EXERCISE TASK: Swap "leader-line" for "guide-line" in the records, from the first line through the line containing "value-label: 34: [690, 497, 725, 532]", and give those lines again with nothing else changed.

EXTRACTED MATERIAL:

════════

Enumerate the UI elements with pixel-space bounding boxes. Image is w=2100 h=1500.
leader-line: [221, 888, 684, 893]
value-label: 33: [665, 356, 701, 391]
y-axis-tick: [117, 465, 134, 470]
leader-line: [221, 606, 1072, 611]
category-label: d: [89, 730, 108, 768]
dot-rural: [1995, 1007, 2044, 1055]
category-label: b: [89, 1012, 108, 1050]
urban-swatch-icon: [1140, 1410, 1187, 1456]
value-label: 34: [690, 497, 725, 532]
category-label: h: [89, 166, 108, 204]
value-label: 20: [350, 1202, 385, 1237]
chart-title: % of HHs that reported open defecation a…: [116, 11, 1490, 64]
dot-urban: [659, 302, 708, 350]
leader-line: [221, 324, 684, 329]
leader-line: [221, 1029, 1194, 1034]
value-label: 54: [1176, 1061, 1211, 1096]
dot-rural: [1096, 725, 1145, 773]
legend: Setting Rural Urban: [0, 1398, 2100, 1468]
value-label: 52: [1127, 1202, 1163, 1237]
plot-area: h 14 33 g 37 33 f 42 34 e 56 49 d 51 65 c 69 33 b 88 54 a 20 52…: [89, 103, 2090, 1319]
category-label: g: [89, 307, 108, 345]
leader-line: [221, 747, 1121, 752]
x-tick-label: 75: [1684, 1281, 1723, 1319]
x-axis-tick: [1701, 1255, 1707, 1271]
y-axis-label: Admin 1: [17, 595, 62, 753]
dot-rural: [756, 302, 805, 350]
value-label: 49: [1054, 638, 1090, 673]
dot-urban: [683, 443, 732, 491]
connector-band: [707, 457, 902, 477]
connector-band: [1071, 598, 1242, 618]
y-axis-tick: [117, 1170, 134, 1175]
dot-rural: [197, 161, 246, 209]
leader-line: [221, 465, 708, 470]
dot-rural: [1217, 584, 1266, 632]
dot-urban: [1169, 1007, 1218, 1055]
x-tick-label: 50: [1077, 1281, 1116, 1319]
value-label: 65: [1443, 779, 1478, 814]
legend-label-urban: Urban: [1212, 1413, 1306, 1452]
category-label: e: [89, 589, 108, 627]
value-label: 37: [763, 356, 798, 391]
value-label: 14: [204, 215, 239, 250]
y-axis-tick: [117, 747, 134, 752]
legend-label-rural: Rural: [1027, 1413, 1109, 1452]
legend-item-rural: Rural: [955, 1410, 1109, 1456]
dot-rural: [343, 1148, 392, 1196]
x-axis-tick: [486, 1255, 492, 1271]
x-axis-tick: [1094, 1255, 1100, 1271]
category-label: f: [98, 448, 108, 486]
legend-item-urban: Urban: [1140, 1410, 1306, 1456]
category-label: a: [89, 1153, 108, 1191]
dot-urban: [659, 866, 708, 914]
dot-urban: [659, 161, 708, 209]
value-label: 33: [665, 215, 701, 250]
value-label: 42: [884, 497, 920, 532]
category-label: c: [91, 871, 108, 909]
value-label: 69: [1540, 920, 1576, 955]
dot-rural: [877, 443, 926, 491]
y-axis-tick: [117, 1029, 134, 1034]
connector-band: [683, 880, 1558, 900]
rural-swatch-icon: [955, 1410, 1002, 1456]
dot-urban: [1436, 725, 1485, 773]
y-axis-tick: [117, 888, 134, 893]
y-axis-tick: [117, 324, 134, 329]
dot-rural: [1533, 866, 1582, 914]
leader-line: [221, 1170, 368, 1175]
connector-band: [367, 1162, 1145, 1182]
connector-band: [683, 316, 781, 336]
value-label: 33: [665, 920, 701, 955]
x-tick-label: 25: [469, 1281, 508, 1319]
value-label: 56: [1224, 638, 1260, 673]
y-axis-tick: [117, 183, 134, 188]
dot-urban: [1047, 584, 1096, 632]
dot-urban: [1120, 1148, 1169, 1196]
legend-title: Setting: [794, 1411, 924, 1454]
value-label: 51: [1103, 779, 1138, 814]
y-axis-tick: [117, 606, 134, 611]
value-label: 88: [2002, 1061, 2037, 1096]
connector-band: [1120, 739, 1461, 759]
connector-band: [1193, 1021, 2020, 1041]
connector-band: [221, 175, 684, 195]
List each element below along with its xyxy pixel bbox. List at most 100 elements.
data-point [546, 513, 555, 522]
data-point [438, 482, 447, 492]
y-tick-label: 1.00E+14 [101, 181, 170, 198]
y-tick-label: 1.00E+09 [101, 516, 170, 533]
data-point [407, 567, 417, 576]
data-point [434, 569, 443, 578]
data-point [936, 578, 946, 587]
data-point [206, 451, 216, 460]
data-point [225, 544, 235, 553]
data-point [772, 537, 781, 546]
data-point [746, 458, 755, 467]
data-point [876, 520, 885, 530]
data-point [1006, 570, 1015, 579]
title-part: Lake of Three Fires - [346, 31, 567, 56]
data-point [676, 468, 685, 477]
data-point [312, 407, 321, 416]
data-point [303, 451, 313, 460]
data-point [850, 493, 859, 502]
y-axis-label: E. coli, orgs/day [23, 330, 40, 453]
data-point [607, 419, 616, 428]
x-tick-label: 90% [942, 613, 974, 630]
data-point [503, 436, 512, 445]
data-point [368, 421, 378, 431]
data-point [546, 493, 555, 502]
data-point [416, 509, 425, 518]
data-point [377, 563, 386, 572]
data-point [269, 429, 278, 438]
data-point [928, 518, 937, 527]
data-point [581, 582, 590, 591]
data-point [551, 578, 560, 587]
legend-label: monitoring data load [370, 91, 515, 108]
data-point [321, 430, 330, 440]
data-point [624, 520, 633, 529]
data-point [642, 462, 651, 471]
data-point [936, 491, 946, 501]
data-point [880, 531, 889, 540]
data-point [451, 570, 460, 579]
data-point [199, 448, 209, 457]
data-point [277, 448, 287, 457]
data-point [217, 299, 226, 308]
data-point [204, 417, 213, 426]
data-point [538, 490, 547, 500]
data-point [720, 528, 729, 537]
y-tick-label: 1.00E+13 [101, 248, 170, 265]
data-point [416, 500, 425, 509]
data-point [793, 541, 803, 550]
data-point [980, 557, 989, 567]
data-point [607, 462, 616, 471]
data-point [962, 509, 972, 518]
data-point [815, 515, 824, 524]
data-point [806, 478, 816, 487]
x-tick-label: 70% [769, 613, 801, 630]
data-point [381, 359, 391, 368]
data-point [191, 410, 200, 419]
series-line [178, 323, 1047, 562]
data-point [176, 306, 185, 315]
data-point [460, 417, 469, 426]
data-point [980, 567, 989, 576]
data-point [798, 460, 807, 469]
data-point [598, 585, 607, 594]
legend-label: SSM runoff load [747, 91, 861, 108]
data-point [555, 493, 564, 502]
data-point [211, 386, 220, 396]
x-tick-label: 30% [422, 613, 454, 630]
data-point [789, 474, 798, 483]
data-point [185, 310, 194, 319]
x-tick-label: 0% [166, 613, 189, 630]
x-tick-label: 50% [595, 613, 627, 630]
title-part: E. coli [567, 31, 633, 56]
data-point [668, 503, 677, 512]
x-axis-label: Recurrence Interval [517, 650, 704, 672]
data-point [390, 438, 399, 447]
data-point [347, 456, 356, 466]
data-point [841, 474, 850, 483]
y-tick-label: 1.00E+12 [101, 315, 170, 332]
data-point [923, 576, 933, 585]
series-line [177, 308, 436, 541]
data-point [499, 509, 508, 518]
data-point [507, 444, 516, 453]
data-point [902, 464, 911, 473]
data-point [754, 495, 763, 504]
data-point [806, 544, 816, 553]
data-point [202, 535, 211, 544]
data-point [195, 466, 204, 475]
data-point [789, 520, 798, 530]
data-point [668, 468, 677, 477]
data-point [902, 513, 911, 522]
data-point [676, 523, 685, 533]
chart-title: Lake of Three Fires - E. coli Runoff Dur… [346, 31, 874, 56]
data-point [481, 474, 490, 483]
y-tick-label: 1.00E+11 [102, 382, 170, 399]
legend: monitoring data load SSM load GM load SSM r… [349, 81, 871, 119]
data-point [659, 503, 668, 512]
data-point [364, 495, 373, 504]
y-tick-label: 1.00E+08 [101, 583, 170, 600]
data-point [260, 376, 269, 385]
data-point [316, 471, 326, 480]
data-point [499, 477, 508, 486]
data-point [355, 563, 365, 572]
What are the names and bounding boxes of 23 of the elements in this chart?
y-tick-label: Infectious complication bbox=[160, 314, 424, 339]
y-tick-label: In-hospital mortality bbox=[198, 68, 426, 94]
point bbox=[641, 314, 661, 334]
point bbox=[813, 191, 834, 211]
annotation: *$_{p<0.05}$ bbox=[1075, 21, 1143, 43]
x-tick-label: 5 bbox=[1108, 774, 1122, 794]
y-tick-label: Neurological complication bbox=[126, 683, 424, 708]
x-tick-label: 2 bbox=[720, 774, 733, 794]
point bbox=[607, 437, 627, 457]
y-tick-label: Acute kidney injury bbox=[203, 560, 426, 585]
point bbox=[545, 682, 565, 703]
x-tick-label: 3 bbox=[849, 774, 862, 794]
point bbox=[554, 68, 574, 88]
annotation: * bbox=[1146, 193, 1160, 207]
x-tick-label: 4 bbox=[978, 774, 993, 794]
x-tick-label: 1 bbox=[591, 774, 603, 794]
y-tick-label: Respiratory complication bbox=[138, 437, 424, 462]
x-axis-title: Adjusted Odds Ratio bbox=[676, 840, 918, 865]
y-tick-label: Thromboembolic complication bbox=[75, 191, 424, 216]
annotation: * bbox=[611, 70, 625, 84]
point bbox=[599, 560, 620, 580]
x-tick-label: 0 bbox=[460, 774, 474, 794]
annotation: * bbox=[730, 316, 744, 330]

════════

EXERCISE RESPONSE:
Enumerate the UI elements with pixel-space bounding boxes. Image is w=2100 h=1500.
guide-line: [221, 888, 684, 893]
value-label: 33: [665, 356, 701, 391]
y-axis-tick: [117, 465, 134, 470]
guide-line: [221, 606, 1072, 611]
category-label: d: [89, 730, 108, 768]
dot-rural: [1995, 1007, 2044, 1055]
category-label: b: [89, 1012, 108, 1050]
urban-swatch-icon: [1140, 1410, 1187, 1456]
value-label: 34: [690, 497, 725, 532]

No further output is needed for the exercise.